> Excerpted data
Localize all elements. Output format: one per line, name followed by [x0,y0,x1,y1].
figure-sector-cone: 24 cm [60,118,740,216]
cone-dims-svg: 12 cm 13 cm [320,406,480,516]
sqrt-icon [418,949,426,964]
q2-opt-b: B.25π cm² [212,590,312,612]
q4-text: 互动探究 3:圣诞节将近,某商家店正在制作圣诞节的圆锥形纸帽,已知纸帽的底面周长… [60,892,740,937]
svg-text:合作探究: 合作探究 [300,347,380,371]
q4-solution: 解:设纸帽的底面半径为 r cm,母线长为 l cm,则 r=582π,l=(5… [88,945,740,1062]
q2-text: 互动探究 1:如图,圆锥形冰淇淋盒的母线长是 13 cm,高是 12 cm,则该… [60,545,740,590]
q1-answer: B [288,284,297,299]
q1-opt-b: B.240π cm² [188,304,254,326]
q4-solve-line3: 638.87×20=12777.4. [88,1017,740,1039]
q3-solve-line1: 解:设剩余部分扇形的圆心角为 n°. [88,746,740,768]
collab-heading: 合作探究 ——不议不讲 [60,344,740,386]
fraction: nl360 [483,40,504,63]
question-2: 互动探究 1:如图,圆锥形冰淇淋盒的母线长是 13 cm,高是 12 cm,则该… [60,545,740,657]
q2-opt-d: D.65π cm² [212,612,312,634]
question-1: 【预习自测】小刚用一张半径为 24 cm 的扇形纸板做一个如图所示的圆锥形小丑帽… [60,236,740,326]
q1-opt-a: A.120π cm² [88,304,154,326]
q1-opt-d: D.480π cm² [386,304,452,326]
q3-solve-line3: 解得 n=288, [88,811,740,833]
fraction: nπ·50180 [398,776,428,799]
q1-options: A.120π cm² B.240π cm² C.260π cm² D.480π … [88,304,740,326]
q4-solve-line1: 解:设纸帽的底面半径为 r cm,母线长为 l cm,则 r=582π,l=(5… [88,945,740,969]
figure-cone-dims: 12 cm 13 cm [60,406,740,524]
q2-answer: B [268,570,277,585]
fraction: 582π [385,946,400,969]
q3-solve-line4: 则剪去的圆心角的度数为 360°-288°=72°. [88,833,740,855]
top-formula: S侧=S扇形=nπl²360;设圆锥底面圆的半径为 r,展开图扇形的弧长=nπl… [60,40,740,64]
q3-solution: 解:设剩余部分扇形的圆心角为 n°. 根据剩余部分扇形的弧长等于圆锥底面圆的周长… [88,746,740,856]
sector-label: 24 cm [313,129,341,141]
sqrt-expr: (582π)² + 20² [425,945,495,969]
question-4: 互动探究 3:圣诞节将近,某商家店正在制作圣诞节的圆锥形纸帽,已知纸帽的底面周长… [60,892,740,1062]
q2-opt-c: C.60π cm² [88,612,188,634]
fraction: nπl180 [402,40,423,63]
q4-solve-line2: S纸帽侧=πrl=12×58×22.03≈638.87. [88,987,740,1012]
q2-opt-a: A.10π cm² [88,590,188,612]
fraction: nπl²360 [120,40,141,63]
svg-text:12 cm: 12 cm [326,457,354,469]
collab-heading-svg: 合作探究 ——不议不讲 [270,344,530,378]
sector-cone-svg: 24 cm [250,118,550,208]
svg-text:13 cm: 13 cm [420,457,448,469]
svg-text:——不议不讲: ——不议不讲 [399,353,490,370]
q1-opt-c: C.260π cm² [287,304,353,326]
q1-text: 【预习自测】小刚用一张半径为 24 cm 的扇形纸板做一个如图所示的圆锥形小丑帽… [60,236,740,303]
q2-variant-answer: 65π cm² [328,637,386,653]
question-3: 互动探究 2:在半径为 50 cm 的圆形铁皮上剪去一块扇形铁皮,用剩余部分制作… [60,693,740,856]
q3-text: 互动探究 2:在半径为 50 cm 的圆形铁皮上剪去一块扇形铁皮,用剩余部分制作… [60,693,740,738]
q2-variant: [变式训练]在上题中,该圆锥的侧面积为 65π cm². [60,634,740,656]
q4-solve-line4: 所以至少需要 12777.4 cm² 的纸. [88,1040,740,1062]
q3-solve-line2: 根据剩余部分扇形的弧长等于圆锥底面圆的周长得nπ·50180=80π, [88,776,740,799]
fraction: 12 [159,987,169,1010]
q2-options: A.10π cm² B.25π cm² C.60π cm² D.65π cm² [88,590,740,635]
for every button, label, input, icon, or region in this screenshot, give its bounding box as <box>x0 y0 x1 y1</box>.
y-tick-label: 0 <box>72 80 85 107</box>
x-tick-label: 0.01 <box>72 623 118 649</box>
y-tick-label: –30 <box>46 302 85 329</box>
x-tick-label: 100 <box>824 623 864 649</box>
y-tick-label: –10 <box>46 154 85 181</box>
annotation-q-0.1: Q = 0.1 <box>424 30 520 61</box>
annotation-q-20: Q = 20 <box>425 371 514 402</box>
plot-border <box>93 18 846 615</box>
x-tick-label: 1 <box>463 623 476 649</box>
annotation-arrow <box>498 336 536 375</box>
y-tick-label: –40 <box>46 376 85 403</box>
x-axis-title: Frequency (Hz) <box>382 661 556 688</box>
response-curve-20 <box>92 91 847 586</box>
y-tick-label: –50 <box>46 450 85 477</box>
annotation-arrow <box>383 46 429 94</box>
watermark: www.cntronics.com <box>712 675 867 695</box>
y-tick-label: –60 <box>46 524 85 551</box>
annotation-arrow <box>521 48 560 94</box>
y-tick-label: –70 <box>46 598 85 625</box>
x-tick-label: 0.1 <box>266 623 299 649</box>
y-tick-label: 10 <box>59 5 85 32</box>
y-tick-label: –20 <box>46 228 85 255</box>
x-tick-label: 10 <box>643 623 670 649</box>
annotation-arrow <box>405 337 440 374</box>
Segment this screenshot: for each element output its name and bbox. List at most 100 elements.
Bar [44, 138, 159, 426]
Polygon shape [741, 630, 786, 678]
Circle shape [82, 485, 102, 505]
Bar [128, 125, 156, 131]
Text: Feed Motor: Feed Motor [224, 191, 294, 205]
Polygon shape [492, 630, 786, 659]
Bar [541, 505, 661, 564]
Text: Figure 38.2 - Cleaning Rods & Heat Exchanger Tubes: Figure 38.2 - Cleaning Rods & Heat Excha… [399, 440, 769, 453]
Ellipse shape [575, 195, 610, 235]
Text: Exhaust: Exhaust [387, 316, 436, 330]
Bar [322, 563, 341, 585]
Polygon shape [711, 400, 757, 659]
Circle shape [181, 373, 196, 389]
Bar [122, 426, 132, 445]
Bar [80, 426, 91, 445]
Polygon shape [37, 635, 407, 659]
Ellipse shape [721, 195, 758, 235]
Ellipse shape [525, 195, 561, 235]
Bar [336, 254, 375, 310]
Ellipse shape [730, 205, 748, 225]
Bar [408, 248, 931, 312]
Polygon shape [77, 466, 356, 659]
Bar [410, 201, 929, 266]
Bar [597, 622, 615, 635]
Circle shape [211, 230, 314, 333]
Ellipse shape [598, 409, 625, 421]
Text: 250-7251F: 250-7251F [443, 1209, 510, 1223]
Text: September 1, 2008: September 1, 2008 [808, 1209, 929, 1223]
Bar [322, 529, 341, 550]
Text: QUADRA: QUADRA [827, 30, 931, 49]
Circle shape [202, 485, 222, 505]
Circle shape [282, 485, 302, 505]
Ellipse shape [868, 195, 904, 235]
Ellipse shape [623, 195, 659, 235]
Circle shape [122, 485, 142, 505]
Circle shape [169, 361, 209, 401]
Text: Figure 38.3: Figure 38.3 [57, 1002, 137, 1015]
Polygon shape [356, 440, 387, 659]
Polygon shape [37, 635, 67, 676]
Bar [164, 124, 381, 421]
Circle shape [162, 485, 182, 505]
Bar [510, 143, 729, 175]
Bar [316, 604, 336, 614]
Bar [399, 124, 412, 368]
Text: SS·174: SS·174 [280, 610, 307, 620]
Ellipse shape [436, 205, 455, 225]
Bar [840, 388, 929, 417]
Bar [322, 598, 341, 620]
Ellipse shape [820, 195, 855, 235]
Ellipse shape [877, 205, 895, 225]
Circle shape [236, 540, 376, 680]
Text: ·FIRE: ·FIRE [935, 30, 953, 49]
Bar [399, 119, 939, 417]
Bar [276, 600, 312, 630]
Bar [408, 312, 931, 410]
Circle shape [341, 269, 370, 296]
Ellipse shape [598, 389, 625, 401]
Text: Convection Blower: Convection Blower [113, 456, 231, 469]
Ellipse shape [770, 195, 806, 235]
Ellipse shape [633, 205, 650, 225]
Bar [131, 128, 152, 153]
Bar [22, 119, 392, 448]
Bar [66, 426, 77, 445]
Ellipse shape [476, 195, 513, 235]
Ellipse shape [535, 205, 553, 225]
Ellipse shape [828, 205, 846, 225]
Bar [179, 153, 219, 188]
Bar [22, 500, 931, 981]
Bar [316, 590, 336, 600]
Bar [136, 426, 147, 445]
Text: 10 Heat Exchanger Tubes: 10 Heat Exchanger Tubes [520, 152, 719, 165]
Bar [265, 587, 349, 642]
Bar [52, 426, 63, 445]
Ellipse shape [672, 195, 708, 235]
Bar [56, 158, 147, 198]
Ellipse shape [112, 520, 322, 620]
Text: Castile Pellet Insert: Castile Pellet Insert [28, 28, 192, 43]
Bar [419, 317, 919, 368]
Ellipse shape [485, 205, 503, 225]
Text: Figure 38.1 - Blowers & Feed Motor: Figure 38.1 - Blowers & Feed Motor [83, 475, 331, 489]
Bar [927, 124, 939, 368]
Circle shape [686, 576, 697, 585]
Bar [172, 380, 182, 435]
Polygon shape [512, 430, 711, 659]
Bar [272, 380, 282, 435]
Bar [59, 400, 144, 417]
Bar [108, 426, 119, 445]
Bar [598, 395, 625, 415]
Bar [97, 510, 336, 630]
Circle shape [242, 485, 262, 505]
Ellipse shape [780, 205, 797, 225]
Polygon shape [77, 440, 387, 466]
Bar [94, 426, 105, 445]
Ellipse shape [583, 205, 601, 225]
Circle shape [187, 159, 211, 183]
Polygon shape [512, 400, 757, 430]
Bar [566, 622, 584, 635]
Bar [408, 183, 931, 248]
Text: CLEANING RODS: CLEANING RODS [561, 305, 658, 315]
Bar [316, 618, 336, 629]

> What the task requires
Reproduce the rows word for word, starting with the first row and ending with the row that contains "q3-solve-line3: 解得 n=288, [88,811,740,833]".

> Completed task
Localize all elements. Output format: one per line, name followed by [x0,y0,x1,y1].
figure-sector-cone: 24 cm [60,118,740,216]
cone-dims-svg: 12 cm 13 cm [320,406,480,516]
sqrt-icon [418,949,426,964]
q2-opt-b: B.25π cm² [212,590,312,612]
q4-text: 互动探究 3:圣诞节将近,某商家店正在制作圣诞节的圆锥形纸帽,已知纸帽的底面周长… [60,892,740,937]
svg-text:合作探究: 合作探究 [300,347,380,371]
q4-solution: 解:设纸帽的底面半径为 r cm,母线长为 l cm,则 r=582π,l=(5… [88,945,740,1062]
q2-text: 互动探究 1:如图,圆锥形冰淇淋盒的母线长是 13 cm,高是 12 cm,则该… [60,545,740,590]
q1-answer: B [288,284,297,299]
q1-opt-b: B.240π cm² [188,304,254,326]
q4-solve-line3: 638.87×20=12777.4. [88,1017,740,1039]
q3-solve-line1: 解:设剩余部分扇形的圆心角为 n°. [88,746,740,768]
collab-heading: 合作探究 ——不议不讲 [60,344,740,386]
fraction: nl360 [483,40,504,63]
question-2: 互动探究 1:如图,圆锥形冰淇淋盒的母线长是 13 cm,高是 12 cm,则该… [60,545,740,657]
q2-opt-d: D.65π cm² [212,612,312,634]
question-1: 【预习自测】小刚用一张半径为 24 cm 的扇形纸板做一个如图所示的圆锥形小丑帽… [60,236,740,326]
q1-opt-a: A.120π cm² [88,304,154,326]
q1-opt-d: D.480π cm² [386,304,452,326]
q3-solve-line3: 解得 n=288, [88,811,740,833]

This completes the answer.